**CHALLENGE**
Copy the lines below verbatim.

**INPUT MATERIAL**
◆ ◆ ◆ ◆ ◆ ◆ ◆

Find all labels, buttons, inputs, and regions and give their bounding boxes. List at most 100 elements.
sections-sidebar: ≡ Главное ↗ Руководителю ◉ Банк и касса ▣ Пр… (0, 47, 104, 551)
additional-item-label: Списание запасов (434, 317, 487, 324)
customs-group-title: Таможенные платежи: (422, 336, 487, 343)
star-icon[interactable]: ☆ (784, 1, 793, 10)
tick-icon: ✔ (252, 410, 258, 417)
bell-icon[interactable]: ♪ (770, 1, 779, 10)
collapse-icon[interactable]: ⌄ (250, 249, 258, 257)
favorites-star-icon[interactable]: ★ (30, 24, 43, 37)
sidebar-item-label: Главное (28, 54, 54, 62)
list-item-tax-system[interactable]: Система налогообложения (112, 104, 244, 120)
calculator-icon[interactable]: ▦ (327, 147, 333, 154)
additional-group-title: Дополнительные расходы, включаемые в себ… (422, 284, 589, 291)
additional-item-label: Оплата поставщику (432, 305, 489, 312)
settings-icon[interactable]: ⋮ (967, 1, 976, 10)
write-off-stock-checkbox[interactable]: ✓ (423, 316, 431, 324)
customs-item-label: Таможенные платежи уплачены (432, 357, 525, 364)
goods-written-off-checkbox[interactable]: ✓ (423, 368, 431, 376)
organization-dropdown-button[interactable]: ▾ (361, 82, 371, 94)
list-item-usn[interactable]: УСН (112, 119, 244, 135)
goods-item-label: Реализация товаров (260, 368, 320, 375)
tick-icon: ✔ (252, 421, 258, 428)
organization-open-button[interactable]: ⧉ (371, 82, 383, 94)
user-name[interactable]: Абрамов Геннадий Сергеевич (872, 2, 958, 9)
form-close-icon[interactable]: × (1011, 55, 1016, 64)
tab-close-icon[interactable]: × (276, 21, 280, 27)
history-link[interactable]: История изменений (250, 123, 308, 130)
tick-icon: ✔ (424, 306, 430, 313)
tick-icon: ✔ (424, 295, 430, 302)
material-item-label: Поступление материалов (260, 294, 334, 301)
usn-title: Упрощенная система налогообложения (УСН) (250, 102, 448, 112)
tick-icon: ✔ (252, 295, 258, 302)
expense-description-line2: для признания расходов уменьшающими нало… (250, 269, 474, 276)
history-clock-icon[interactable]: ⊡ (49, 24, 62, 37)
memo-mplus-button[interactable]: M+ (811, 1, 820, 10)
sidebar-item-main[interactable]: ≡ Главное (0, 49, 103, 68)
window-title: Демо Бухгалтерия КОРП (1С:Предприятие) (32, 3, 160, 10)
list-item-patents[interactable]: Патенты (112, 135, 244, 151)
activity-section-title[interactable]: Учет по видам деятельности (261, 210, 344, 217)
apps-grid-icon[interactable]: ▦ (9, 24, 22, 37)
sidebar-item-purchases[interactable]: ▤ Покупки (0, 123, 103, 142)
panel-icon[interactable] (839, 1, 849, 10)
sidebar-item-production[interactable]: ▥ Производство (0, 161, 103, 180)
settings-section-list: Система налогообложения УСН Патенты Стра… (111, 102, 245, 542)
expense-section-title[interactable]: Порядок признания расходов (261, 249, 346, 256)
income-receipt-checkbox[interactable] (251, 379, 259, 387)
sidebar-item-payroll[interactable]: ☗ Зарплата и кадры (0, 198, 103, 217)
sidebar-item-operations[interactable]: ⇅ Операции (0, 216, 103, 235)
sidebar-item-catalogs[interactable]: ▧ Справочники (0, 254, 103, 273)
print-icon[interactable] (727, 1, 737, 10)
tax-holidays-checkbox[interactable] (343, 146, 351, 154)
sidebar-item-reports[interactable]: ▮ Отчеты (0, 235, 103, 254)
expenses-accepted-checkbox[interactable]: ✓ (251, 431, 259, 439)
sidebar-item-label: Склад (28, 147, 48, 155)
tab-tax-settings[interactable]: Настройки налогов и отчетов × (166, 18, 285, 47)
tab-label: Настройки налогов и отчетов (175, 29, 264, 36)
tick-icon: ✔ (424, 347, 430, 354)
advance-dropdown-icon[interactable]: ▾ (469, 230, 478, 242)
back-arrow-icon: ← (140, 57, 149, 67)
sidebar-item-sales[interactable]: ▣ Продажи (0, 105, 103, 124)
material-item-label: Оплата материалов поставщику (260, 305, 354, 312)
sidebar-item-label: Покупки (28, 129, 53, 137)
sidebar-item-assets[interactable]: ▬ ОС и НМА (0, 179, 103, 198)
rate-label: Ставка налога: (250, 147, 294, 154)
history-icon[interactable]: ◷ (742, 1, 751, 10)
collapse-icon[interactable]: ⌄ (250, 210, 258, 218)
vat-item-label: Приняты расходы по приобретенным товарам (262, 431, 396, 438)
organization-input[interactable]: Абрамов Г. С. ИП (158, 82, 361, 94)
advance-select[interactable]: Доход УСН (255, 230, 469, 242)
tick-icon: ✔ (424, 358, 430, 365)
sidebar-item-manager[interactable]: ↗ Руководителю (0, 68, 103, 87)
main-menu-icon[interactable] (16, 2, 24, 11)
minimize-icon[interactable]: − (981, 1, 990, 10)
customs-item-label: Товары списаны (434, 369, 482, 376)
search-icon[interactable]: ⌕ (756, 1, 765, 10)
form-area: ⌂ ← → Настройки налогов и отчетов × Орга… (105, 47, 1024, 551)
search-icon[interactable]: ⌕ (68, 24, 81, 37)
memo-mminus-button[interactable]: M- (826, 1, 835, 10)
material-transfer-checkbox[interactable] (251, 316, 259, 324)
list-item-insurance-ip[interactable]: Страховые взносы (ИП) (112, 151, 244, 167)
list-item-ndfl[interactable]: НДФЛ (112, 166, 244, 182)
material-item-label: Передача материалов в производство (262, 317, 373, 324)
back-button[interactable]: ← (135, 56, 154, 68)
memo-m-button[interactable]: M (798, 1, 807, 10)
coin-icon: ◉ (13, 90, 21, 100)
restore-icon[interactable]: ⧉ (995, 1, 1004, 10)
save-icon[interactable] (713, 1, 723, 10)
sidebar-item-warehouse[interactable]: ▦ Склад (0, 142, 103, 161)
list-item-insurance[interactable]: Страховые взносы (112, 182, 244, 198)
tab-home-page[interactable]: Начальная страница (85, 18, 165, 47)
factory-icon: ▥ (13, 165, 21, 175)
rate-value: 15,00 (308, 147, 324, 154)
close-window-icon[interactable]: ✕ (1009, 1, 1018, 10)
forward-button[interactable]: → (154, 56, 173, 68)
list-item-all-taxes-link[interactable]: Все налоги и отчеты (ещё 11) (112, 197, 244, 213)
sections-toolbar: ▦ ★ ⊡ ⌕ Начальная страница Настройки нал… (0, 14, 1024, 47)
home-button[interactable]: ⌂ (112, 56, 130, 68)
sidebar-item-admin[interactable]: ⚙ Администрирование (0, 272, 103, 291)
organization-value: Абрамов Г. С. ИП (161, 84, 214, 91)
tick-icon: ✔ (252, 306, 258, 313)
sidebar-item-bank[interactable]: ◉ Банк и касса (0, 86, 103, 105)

◆ ◆ ◆ ◆ ◆ ◆ ◆

**WRITTEN SOLUTION**
Find all labels, buttons, inputs, and regions and give their bounding boxes. List at most 100 elements.
sections-sidebar: ≡ Главное ↗ Руководителю ◉ Банк и касса ▣ Пр… (0, 47, 104, 551)
additional-item-label: Списание запасов (434, 317, 487, 324)
customs-group-title: Таможенные платежи: (422, 336, 487, 343)
star-icon[interactable]: ☆ (784, 1, 793, 10)
tick-icon: ✔ (252, 410, 258, 417)
bell-icon[interactable]: ♪ (770, 1, 779, 10)
collapse-icon[interactable]: ⌄ (250, 249, 258, 257)
favorites-star-icon[interactable]: ★ (30, 24, 43, 37)
sidebar-item-label: Главное (28, 54, 54, 62)
list-item-tax-system[interactable]: Система налогообложения (112, 104, 244, 120)
calculator-icon[interactable]: ▦ (327, 147, 333, 154)
additional-group-title: Дополнительные расходы, включаемые в себ… (422, 284, 589, 291)
additional-item-label: Оплата поставщику (432, 305, 489, 312)
settings-icon[interactable]: ⋮ (967, 1, 976, 10)
write-off-stock-checkbox[interactable]: ✓ (423, 316, 431, 324)
customs-item-label: Таможенные платежи уплачены (432, 357, 525, 364)
goods-written-off-checkbox[interactable]: ✓ (423, 368, 431, 376)
organization-dropdown-button[interactable]: ▾ (361, 82, 371, 94)
list-item-usn[interactable]: УСН (112, 119, 244, 135)
goods-item-label: Реализация товаров (260, 368, 320, 375)
tick-icon: ✔ (252, 421, 258, 428)
organization-open-button[interactable]: ⧉ (371, 82, 383, 94)
user-name[interactable]: Абрамов Геннадий Сергеевич (872, 2, 958, 9)
form-close-icon[interactable]: × (1011, 55, 1016, 64)
tab-close-icon[interactable]: × (276, 21, 280, 27)
history-link[interactable]: История изменений (250, 123, 308, 130)
tick-icon: ✔ (424, 306, 430, 313)
tick-icon: ✔ (424, 295, 430, 302)
material-item-label: Поступление материалов (260, 294, 334, 301)
usn-title: Упрощенная система налогообложения (УСН) (250, 102, 448, 112)
tick-icon: ✔ (252, 295, 258, 302)
expense-description-line2: для признания расходов уменьшающими нало… (250, 269, 474, 276)
history-clock-icon[interactable]: ⊡ (49, 24, 62, 37)
memo-mplus-button[interactable]: M+ (811, 1, 820, 10)
sidebar-item-main[interactable]: ≡ Главное (0, 49, 103, 68)
window-title: Демо Бухгалтерия КОРП (1С:Предприятие) (32, 3, 160, 10)
list-item-patents[interactable]: Патенты (112, 135, 244, 151)
activity-section-title[interactable]: Учет по видам деятельности (261, 210, 344, 217)
apps-grid-icon[interactable]: ▦ (9, 24, 22, 37)
sidebar-item-purchases[interactable]: ▤ Покупки (0, 123, 103, 142)
panel-icon[interactable] (839, 1, 849, 10)
sidebar-item-production[interactable]: ▥ Производство (0, 161, 103, 180)
settings-section-list: Система налогообложения УСН Патенты Стра… (111, 102, 245, 542)
expense-section-title[interactable]: Порядок признания расходов (261, 249, 346, 256)
income-receipt-checkbox[interactable] (251, 379, 259, 387)
sidebar-item-payroll[interactable]: ☗ Зарплата и кадры (0, 198, 103, 217)
sidebar-item-operations[interactable]: ⇅ Операции (0, 216, 103, 235)
sidebar-item-catalogs[interactable]: ▧ Справочники (0, 254, 103, 273)
print-icon[interactable] (727, 1, 737, 10)
tax-holidays-checkbox[interactable] (343, 146, 351, 154)
sidebar-item-reports[interactable]: ▮ Отчеты (0, 235, 103, 254)
expenses-accepted-checkbox[interactable]: ✓ (251, 431, 259, 439)
sidebar-item-label: Склад (28, 147, 48, 155)
tab-tax-settings[interactable]: Настройки налогов и отчетов × (166, 18, 285, 47)
tab-label: Настройки налогов и отчетов (175, 29, 264, 36)
tick-icon: ✔ (424, 347, 430, 354)
advance-dropdown-icon[interactable]: ▾ (469, 230, 478, 242)
back-arrow-icon: ← (140, 57, 149, 67)
sidebar-item-sales[interactable]: ▣ Продажи (0, 105, 103, 124)
material-item-label: Оплата материалов поставщику (260, 305, 354, 312)
sidebar-item-label: Покупки (28, 129, 53, 137)
sidebar-item-assets[interactable]: ▬ ОС и НМА (0, 179, 103, 198)
rate-label: Ставка налога: (250, 147, 294, 154)
history-icon[interactable]: ◷ (742, 1, 751, 10)
collapse-icon[interactable]: ⌄ (250, 210, 258, 218)
vat-item-label: Приняты расходы по приобретенным товарам (262, 431, 396, 438)
organization-input[interactable]: Абрамов Г. С. ИП (158, 82, 361, 94)
advance-select[interactable]: Доход УСН (255, 230, 469, 242)
tick-icon: ✔ (424, 358, 430, 365)
sidebar-item-manager[interactable]: ↗ Руководителю (0, 68, 103, 87)
main-menu-icon[interactable] (16, 2, 24, 11)
minimize-icon[interactable]: − (981, 1, 990, 10)
customs-item-label: Товары списаны (434, 369, 482, 376)
search-icon[interactable]: ⌕ (756, 1, 765, 10)
form-area: ⌂ ← → Настройки налогов и отчетов × Орга… (105, 47, 1024, 551)
search-icon[interactable]: ⌕ (68, 24, 81, 37)
memo-mminus-button[interactable]: M- (826, 1, 835, 10)
material-transfer-checkbox[interactable] (251, 316, 259, 324)
list-item-insurance-ip[interactable]: Страховые взносы (ИП) (112, 151, 244, 167)
list-item-ndfl[interactable]: НДФЛ (112, 166, 244, 182)
material-item-label: Передача материалов в производство (262, 317, 373, 324)
back-button[interactable]: ← (135, 56, 154, 68)
memo-m-button[interactable]: M (798, 1, 807, 10)
coin-icon: ◉ (13, 90, 21, 100)
restore-icon[interactable]: ⧉ (995, 1, 1004, 10)
save-icon[interactable] (713, 1, 723, 10)
sidebar-item-warehouse[interactable]: ▦ Склад (0, 142, 103, 161)
list-item-insurance[interactable]: Страховые взносы (112, 182, 244, 198)
tab-home-page[interactable]: Начальная страница (85, 18, 165, 47)
factory-icon: ▥ (13, 165, 21, 175)
rate-value: 15,00 (308, 147, 324, 154)
close-window-icon[interactable]: ✕ (1009, 1, 1018, 10)
forward-button[interactable]: → (154, 56, 173, 68)
list-item-all-taxes-link[interactable]: Все налоги и отчеты (ещё 11) (112, 197, 244, 213)
sections-toolbar: ▦ ★ ⊡ ⌕ Начальная страница Настройки нал… (0, 14, 1024, 47)
home-button[interactable]: ⌂ (112, 56, 130, 68)
sidebar-item-admin[interactable]: ⚙ Администрирование (0, 272, 103, 291)
organization-value: Абрамов Г. С. ИП (161, 84, 214, 91)
tick-icon: ✔ (252, 306, 258, 313)
sidebar-item-bank[interactable]: ◉ Банк и касса (0, 86, 103, 105)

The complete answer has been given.